REQUIRED WORK: Look for "title" in each line of the entries, and return the matching lines.

EXTRACTED RECORDS:

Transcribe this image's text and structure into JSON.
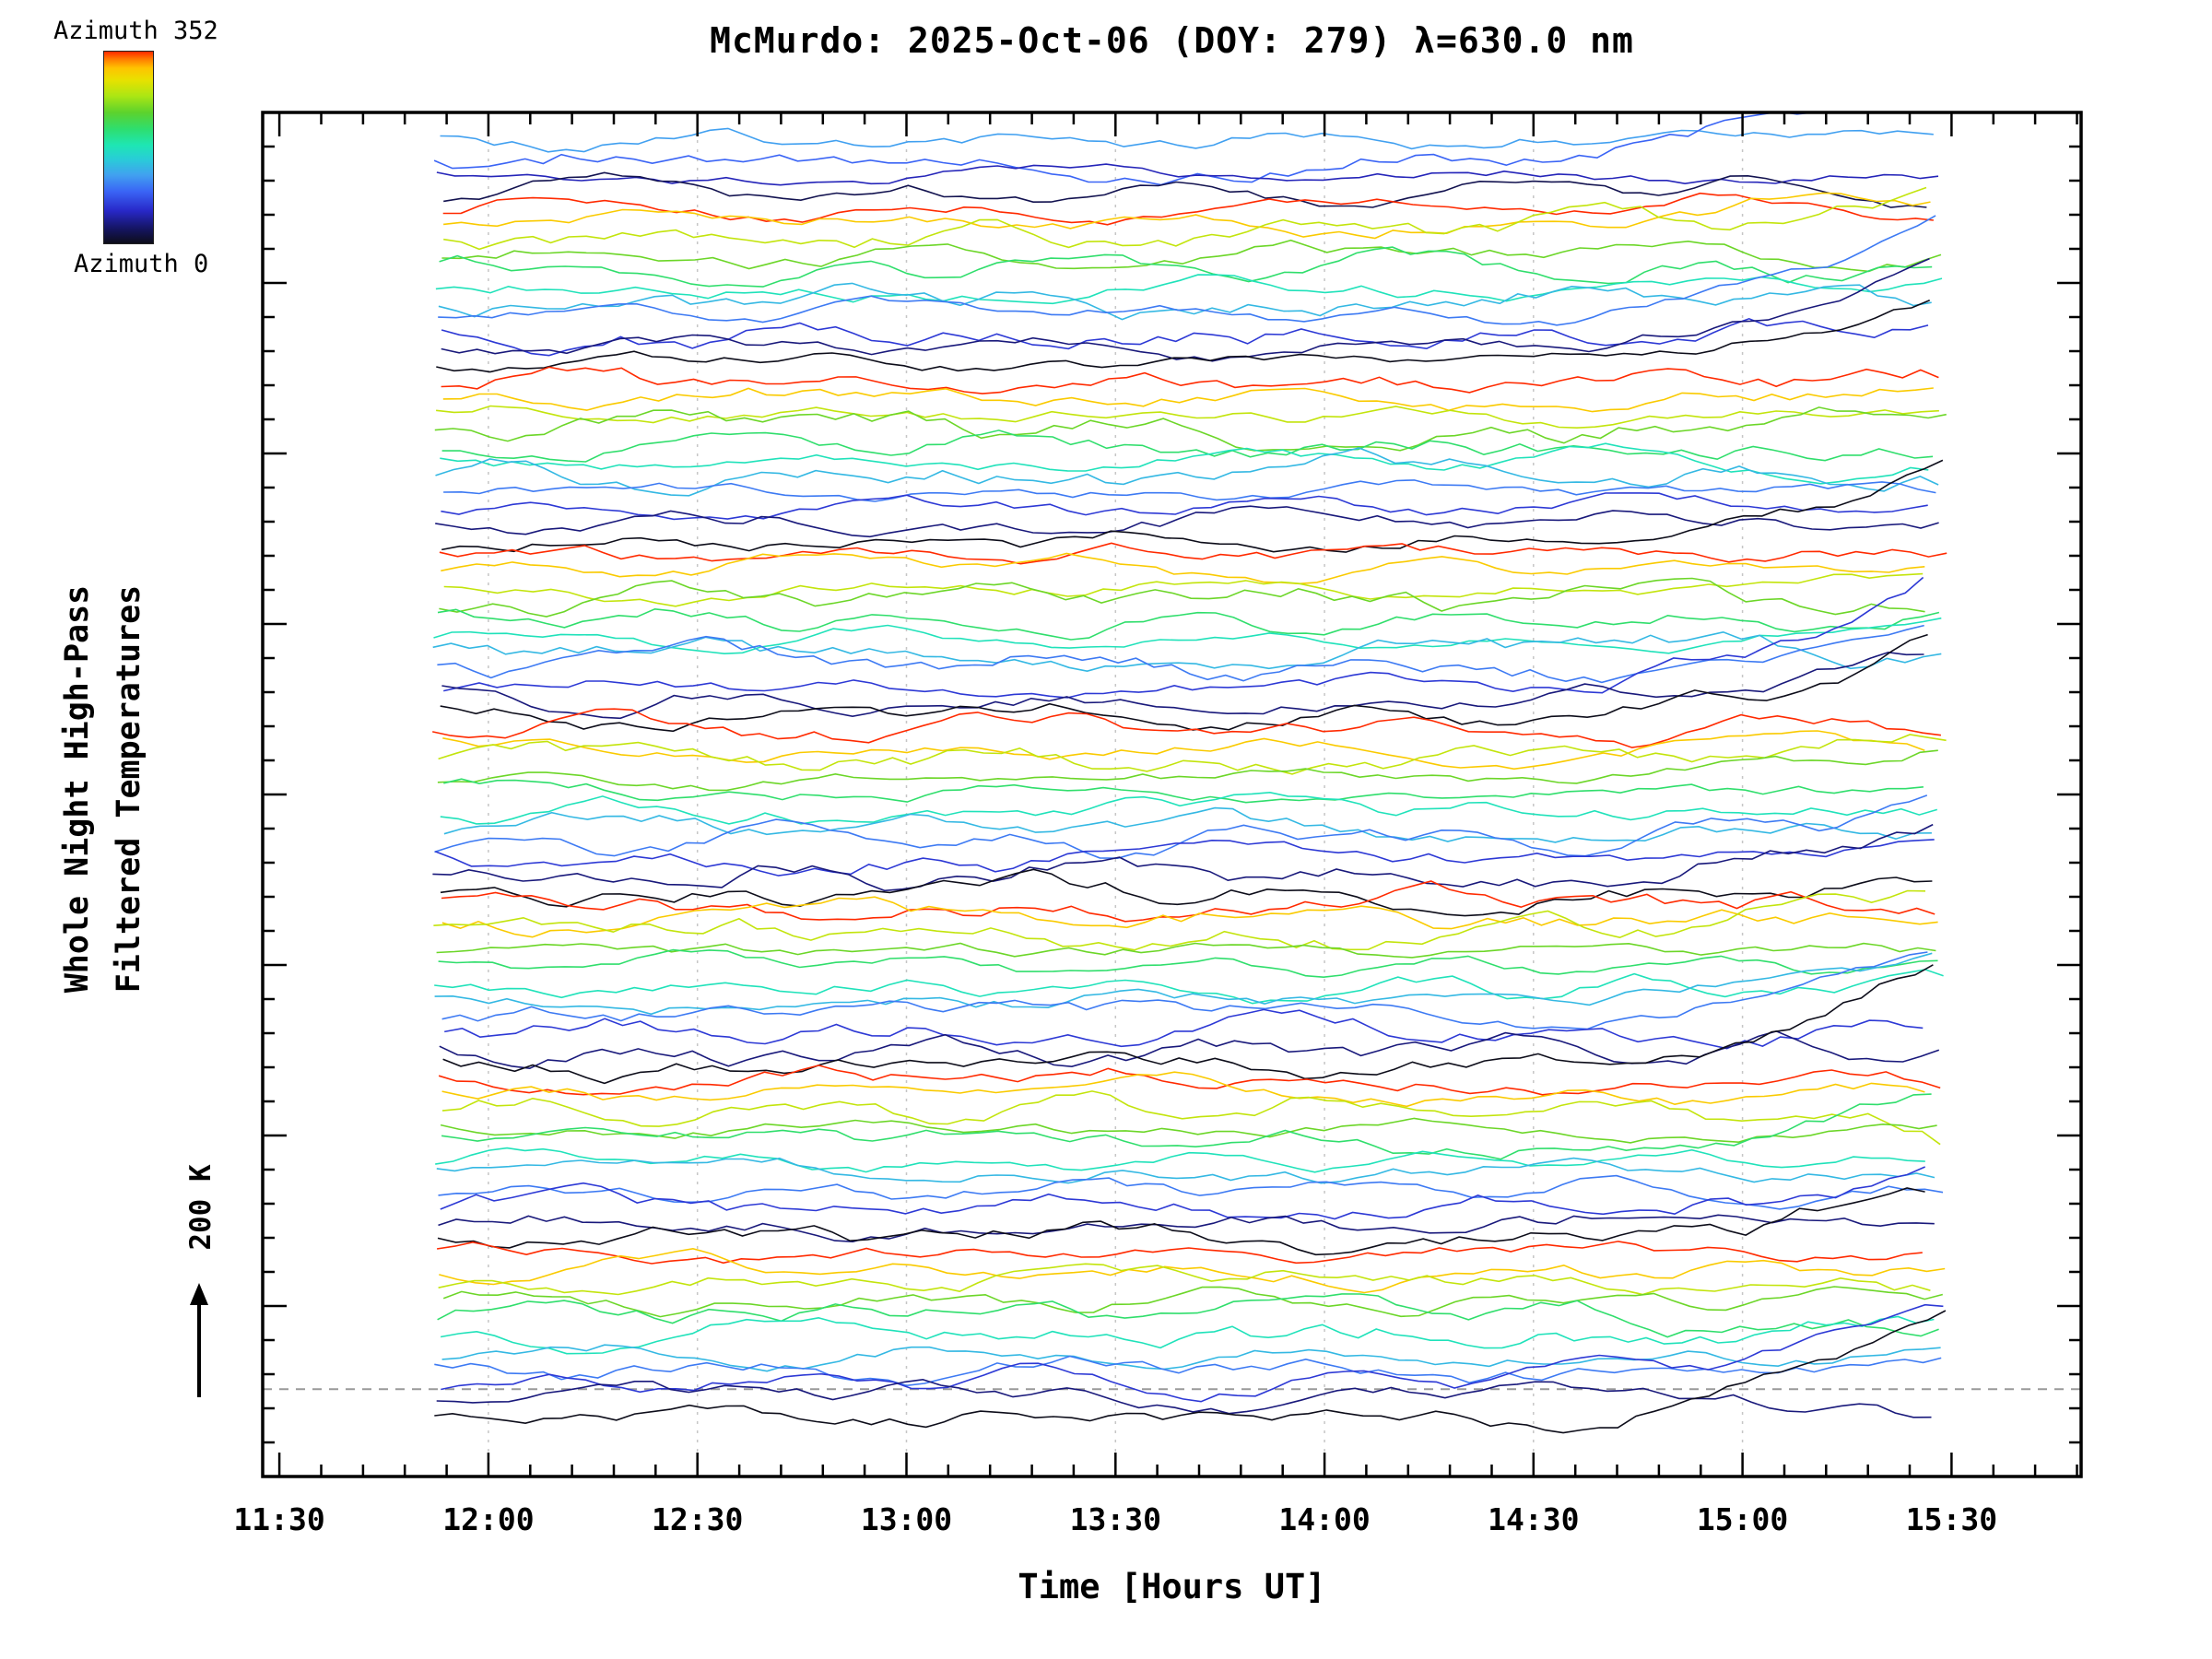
{
  "title": "McMurdo: 2025-Oct-06 (DOY: 279) λ=630.0 nm",
  "ylabel_line1": "Whole Night High-Pass",
  "ylabel_line2": "Filtered Temperatures",
  "scale_bar_label": "200 K",
  "colorbar": {
    "top_label": "Azimuth 352",
    "bottom_label": "Azimuth 0",
    "azimuth_min": 0,
    "azimuth_max": 352,
    "stops": [
      [
        0,
        "#0d0d1a"
      ],
      [
        30,
        "#16166b"
      ],
      [
        60,
        "#2828c8"
      ],
      [
        95,
        "#3a64f5"
      ],
      [
        125,
        "#41a0f0"
      ],
      [
        155,
        "#28cdd7"
      ],
      [
        180,
        "#1ee6b4"
      ],
      [
        210,
        "#2ede6e"
      ],
      [
        240,
        "#5cd22d"
      ],
      [
        270,
        "#aae614"
      ],
      [
        300,
        "#e8e100"
      ],
      [
        322,
        "#ffc300"
      ],
      [
        338,
        "#ff7d00"
      ],
      [
        352,
        "#ff2a00"
      ]
    ]
  },
  "chart_data": {
    "type": "line",
    "title": "McMurdo: 2025-Oct-06 (DOY: 279) λ=630.0 nm",
    "xlabel": "Time [Hours UT]",
    "ylabel": "Whole Night High-Pass Filtered Temperatures",
    "x_tick_labels": [
      "11:30",
      "12:00",
      "12:30",
      "13:00",
      "13:30",
      "14:00",
      "14:30",
      "15:00",
      "15:30"
    ],
    "x_tick_hours": [
      11.5,
      12.0,
      12.5,
      13.0,
      13.5,
      14.0,
      14.5,
      15.0,
      15.5
    ],
    "x_minor_step_hours": 0.1,
    "xlim_hours": [
      11.46,
      15.81
    ],
    "grid_hours_dashed": [
      12.0,
      12.5,
      13.0,
      13.5,
      14.0,
      14.5,
      15.0
    ],
    "hline_frac_from_top": 0.936,
    "y_tick_labels": [],
    "y_axis_note": "no numeric y labels; vertical scale given by 200 K scale bar",
    "scale_bar_K": 200,
    "time_start_hours": 11.88,
    "time_end_hours": 15.46,
    "points_per_trace": 84,
    "n_traces": 81,
    "approx_fluctuation_amplitude_K": 30,
    "series_description": "81 whole-night high-pass filtered temperature time series, one per look direction, vertically offset in stacking order and colored by azimuth (0-352 deg, rainbow colorbar); azimuth color cycle repeats ~7.5 times from top to bottom; several dark/blue traces sweep upward after 14:30 UT",
    "azimuths": [
      125,
      95,
      55,
      20,
      352,
      317,
      282,
      246,
      211,
      176,
      141,
      106,
      70,
      35,
      0,
      352,
      317,
      282,
      246,
      211,
      176,
      141,
      106,
      70,
      35,
      0,
      352,
      317,
      282,
      246,
      211,
      176,
      141,
      106,
      70,
      35,
      0,
      352,
      317,
      282,
      246,
      211,
      176,
      141,
      106,
      70,
      35,
      0,
      352,
      317,
      282,
      246,
      211,
      176,
      141,
      106,
      70,
      35,
      0,
      352,
      317,
      282,
      246,
      211,
      176,
      141,
      106,
      70,
      35,
      0,
      352,
      317,
      282,
      246,
      211,
      176,
      141,
      106,
      70,
      35,
      0
    ],
    "seed": 20251006
  }
}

TASK SOLUTION:
  "title": "McMurdo: 2025-Oct-06 (DOY: 279) λ=630.0 nm",
    "title": "McMurdo: 2025-Oct-06 (DOY: 279) λ=630.0 nm",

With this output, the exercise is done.